## Stated exercise:
Return the section of the Town & Country wagon article from "After the 1981" to "top since 1968.", copied word for word.

## Selected passage:
--- Begin ---

Rare Rides: The 1986 Chrysler Town & Country Wagon - Adventures in Vinyl

Corey Lewis
by Corey Lewis

Rare Rides previously featured the last rear-drive Town & Country wagon, a model closely related to the sturdy and reliable M-body Dodge Diplomat. Today’s wagon is a sign of its times: It’s front-drive, efficient, and based on the K-car platform (like 98 percent of Chrysler’s offerings for the years 1981 through 1995).

Not that there’s anything wrong with that.

The M-body seventh-generation LeBaron Town & Country linked above was a short-lived product offering. Available only between 1978 and 1981, its short life came down to changing fortunes at Chrysler. By the early Eighties, ChryCo was out of money, launching minivans, and in the midst of switching up the rest of its product to front-drive.

After the 1981 run of rear-drive Town & Country wagons, the Chrysler factory at Newark, Delaware switched its production line over to front-drive K cars. All eighth-generation Town & Country wagons were made in Newark, bearing model years between 1982 and 1988.

The luxurious Town & Country wagon shared its panels with the new and plebeian LeBaron wagon, but maintained exclusivity via copious vinyl wood cladding like in prior Town & Country generations. There was also a Town & Country convertible, which marked the first time that badge graced a drop top since 1968.

Town & Country vehicles used the same four-cylinder engines as found in other K cars, which ranged in displacement from 2.2- to 2.6-liters. All engines were Chrysler-sourced apart from the 2.6, which was donated by Mitsubishi. Unique for an American-branded wagon, a turbocharger was also available on the 2.2-liter engine. The only transmission offered was a three-speed automatic.

By 1988 the family wagon was on the way out, mostly due to the minivan offerings Chrysler pioneered in North America. After one last hurrah, the Town & Country wagon disappeared permanently. No vehicle used the name in 1989, but in 1990 a new type of vehicle wore the Town & Country badge: a minivan. And it kept the wood paneling, too.

--- End ---

## Given information:
--- Begin ---

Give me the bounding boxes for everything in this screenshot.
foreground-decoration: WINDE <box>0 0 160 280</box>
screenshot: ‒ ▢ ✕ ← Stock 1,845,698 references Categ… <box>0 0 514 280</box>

--- End ---

## The response:
After the 1981 run of rear-drive Town & Country wagons, the Chrysler factory at Newark, Delaware switched its production line over to front-drive K cars. All eighth-generation Town & Country wagons were made in Newark, bearing model years between 1982 and 1988.

The luxurious Town & Country wagon shared its panels with the new and plebeian LeBaron wagon, but maintained exclusivity via copious vinyl wood cladding like in prior Town & Country generations. There was also a Town & Country convertible, which marked the first time that badge graced a drop top since 1968.